The problem>
Scan the entries below for the word "text". Copy each line that has it.

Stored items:
(begin)

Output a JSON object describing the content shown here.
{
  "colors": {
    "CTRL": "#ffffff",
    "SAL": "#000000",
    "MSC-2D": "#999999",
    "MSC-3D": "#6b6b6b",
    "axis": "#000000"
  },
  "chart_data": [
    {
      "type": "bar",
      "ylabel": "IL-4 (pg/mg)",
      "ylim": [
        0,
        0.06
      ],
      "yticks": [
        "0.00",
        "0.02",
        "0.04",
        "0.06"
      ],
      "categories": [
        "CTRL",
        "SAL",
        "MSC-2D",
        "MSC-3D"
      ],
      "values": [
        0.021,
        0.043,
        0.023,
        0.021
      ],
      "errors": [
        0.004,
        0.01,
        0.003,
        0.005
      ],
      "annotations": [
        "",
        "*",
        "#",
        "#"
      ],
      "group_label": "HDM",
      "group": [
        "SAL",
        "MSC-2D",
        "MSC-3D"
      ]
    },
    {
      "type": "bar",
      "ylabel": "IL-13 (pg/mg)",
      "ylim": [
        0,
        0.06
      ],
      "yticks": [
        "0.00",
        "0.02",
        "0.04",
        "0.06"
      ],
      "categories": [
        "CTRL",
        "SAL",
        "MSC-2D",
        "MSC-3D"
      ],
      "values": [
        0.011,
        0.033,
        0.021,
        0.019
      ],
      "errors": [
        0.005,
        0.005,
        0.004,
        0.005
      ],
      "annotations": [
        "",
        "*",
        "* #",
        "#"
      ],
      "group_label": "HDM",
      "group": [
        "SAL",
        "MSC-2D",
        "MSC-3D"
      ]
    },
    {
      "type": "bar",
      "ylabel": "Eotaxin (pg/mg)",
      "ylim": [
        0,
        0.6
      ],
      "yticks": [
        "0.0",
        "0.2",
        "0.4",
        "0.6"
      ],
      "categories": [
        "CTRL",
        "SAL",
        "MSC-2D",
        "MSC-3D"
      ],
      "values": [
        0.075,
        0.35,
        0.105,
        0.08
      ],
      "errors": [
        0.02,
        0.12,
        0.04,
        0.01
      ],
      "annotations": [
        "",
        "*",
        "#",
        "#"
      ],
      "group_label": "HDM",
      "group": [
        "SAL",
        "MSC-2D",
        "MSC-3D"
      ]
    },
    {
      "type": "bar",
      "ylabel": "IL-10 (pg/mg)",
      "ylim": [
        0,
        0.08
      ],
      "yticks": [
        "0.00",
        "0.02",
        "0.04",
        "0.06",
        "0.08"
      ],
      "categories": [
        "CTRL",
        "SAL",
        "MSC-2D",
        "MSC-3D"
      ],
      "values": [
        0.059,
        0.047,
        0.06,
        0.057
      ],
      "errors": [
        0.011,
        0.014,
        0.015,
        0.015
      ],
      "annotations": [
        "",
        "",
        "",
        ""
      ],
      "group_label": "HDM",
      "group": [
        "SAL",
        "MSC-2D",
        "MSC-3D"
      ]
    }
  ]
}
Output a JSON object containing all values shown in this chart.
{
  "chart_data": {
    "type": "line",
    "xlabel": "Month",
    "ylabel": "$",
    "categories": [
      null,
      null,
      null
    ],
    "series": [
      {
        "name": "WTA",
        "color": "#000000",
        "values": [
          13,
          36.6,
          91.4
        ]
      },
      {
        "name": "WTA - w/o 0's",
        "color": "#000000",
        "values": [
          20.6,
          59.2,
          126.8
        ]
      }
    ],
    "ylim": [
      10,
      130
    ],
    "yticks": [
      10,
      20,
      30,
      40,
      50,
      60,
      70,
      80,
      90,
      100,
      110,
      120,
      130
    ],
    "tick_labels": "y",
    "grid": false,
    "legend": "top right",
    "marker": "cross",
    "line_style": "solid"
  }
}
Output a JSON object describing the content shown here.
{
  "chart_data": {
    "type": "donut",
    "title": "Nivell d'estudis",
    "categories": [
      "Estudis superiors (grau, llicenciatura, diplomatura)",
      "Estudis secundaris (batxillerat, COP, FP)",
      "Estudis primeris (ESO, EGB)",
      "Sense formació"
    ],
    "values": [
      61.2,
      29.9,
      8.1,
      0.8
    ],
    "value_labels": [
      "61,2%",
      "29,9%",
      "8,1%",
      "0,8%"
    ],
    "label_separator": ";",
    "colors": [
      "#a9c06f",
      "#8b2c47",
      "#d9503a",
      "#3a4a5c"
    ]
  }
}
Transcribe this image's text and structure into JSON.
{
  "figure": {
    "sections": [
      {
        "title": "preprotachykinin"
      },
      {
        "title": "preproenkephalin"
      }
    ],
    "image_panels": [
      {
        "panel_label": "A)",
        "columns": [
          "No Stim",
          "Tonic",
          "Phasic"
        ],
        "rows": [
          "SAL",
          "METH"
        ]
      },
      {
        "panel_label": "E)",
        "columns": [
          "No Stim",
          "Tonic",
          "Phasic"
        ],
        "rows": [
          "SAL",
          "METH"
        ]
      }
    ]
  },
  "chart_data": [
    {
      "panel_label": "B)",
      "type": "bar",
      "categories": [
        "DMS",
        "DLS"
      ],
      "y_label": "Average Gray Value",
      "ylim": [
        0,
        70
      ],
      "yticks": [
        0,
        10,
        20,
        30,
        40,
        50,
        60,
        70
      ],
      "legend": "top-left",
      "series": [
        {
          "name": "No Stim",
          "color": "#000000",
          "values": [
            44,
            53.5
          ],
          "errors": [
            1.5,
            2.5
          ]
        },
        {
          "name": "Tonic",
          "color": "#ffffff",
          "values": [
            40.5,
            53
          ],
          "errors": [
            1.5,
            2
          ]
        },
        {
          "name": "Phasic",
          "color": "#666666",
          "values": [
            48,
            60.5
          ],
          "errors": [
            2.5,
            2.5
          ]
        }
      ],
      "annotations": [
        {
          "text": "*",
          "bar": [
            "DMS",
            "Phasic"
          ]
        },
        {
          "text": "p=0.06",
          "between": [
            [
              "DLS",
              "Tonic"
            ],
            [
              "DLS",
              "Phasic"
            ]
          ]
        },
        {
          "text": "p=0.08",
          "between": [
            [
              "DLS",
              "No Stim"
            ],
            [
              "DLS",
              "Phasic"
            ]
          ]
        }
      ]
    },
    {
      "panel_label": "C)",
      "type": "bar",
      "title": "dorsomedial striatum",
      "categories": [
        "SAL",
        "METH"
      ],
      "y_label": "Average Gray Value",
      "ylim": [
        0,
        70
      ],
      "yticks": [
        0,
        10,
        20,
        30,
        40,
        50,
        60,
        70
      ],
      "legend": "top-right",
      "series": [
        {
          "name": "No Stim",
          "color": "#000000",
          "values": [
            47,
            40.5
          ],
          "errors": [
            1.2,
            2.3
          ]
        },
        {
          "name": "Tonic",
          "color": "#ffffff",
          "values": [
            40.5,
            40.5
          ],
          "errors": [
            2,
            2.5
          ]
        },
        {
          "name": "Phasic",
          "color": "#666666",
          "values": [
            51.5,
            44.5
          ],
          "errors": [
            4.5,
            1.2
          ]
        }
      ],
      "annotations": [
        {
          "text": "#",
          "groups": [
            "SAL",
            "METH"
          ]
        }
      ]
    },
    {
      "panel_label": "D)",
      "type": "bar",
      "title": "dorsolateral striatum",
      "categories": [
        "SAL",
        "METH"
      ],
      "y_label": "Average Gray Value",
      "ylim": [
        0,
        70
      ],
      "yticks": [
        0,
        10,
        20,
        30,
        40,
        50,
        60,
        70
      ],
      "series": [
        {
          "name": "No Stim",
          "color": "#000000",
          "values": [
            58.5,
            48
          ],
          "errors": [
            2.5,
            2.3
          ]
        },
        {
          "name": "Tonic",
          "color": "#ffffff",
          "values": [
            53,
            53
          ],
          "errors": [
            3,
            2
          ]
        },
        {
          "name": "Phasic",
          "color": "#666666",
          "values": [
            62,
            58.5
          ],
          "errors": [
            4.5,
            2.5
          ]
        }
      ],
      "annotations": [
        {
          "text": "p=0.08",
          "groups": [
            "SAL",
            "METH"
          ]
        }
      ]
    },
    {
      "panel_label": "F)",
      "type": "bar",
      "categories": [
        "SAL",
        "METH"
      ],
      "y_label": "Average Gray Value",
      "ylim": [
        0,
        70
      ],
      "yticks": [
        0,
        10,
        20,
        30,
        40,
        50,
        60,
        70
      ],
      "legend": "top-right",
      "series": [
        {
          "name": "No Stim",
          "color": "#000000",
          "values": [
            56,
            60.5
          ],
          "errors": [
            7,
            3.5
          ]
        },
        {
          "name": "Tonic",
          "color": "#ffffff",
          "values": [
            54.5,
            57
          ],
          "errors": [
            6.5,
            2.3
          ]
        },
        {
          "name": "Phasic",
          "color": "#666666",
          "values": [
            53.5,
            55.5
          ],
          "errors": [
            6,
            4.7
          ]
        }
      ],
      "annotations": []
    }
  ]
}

(end)

Reply to the exercise>
Transcribe this image's text and structure into JSON.
          "text": "*",
          "text": "p=0.06",
          "text": "p=0.08",
          "text": "#",
          "text": "p=0.08",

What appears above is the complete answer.